■ Exercise instructions:
In the records that follow, show each line where the word "qayerda" is present.
— BEGIN Rows —
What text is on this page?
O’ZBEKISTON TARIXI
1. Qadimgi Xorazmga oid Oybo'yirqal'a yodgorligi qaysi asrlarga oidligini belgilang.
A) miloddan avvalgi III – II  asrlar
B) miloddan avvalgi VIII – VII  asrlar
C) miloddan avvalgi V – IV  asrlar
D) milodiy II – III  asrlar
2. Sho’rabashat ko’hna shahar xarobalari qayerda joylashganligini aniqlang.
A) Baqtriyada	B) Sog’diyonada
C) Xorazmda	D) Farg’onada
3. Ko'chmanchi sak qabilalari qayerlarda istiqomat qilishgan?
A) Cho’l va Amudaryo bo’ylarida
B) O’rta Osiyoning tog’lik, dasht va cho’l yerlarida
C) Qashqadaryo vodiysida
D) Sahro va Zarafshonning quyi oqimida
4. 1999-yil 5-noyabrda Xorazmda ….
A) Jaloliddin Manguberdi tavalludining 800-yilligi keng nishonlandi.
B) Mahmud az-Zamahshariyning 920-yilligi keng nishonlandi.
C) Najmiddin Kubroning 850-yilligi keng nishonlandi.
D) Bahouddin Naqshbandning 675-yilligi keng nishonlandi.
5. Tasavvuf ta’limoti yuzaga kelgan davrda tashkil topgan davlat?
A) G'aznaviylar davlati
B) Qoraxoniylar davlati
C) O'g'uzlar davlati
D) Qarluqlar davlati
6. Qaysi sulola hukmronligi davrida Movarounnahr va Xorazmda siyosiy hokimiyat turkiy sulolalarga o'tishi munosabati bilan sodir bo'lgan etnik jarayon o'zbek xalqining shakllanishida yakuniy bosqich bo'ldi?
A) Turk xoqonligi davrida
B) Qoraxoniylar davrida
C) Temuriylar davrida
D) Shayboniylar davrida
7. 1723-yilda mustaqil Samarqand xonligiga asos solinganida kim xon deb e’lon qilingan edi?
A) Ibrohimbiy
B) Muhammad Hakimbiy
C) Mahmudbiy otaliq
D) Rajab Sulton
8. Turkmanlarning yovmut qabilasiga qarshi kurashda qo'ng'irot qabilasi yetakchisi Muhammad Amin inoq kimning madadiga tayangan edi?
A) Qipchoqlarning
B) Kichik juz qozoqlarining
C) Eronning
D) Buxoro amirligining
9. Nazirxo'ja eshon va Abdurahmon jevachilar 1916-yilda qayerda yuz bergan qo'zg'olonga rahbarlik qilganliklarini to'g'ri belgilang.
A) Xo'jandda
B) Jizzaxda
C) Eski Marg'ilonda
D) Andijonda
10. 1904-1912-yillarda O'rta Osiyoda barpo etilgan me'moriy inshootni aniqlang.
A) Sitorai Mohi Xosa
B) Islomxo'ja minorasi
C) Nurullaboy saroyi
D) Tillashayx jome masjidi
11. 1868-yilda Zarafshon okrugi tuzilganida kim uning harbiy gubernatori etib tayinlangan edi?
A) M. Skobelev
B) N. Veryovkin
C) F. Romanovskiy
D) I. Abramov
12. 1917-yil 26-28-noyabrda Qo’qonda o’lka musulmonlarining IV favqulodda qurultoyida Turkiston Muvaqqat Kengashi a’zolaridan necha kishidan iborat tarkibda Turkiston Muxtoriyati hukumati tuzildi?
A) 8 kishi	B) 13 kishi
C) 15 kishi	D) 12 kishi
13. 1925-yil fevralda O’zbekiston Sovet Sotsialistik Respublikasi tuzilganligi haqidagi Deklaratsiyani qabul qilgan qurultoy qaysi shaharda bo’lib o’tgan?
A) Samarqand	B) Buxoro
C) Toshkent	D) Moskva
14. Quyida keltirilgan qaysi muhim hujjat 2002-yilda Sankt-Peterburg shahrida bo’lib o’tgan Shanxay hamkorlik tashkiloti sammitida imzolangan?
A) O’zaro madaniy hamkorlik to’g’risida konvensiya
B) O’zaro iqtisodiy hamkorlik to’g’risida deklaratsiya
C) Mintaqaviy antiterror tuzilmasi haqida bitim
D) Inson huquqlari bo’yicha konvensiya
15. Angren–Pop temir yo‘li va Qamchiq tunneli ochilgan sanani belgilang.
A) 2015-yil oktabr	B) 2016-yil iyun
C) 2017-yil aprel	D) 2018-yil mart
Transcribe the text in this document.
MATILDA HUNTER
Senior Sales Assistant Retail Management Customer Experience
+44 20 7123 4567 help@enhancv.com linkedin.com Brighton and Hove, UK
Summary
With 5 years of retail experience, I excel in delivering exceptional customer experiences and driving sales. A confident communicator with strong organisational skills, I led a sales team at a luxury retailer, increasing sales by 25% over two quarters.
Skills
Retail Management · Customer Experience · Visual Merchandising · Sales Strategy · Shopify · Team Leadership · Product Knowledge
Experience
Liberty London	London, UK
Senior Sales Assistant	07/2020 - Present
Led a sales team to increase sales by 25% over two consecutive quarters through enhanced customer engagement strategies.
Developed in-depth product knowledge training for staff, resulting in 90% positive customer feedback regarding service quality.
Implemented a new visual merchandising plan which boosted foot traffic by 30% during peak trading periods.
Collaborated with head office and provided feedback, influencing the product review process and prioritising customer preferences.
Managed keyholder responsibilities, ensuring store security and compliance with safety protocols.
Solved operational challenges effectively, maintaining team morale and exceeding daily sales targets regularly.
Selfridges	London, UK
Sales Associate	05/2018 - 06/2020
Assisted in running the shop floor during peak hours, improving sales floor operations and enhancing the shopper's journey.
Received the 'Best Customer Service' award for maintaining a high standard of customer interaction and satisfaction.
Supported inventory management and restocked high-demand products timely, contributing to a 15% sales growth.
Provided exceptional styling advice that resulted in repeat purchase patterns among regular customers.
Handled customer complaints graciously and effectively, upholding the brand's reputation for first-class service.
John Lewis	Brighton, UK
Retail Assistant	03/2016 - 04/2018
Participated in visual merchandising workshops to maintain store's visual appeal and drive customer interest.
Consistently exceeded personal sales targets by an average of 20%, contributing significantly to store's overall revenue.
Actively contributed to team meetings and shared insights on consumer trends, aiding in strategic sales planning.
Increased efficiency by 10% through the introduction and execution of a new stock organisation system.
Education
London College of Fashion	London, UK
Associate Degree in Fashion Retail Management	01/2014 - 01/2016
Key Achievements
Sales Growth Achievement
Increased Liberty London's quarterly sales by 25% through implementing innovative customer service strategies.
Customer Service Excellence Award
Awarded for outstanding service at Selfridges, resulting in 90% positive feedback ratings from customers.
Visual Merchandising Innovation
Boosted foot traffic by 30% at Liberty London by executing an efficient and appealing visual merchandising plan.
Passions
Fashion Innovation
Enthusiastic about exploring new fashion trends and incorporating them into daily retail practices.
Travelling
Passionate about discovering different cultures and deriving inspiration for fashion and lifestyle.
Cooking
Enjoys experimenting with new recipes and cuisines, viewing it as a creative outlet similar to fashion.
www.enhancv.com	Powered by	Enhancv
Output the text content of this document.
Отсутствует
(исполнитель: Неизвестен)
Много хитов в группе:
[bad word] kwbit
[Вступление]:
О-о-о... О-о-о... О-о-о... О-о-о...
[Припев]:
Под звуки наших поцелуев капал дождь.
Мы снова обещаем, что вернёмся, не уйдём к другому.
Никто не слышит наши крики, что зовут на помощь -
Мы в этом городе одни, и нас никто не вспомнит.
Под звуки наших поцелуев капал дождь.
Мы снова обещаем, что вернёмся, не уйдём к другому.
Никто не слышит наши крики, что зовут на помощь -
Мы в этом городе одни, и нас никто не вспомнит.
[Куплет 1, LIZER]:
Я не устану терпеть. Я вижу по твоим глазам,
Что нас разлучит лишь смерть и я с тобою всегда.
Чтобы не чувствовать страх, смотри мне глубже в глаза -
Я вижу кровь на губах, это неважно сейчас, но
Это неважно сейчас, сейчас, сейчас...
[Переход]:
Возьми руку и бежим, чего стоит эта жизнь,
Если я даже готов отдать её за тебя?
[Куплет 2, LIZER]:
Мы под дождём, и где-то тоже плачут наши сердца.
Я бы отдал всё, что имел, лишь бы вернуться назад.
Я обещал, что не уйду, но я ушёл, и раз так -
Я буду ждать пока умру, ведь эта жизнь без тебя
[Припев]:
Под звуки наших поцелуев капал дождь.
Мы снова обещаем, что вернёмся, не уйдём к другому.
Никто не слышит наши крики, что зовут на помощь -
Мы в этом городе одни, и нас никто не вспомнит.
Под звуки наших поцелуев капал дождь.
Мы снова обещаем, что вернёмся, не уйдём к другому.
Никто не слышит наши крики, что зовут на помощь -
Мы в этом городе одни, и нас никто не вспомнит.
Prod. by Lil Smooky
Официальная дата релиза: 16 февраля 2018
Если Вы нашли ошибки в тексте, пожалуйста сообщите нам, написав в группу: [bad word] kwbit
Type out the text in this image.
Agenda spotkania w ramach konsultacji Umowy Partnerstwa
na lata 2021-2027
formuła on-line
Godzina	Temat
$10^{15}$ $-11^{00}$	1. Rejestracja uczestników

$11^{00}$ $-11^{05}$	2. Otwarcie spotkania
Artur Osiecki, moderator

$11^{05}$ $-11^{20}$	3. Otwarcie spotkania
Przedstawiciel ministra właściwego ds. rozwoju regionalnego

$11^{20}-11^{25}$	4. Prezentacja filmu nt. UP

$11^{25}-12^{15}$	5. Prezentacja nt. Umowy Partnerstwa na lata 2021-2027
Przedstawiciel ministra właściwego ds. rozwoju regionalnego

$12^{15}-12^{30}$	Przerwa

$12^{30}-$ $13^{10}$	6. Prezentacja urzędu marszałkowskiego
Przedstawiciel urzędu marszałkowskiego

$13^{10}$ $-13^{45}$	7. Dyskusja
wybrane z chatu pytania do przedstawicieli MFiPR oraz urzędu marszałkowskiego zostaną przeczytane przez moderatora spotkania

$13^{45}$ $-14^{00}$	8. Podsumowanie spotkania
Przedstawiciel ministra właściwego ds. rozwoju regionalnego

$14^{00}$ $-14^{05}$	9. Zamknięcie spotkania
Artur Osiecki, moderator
— END Rows —
■ Solution to the exercise:
2. Sho’rabashat ko’hna shahar xarobalari qayerda joylashganligini aniqlang.
9. Nazirxo'ja eshon va Abdurahmon jevachilar 1916-yilda qayerda yuz bergan qo'zg'olonga rahbarlik qilganliklarini to'g'ri belgilang.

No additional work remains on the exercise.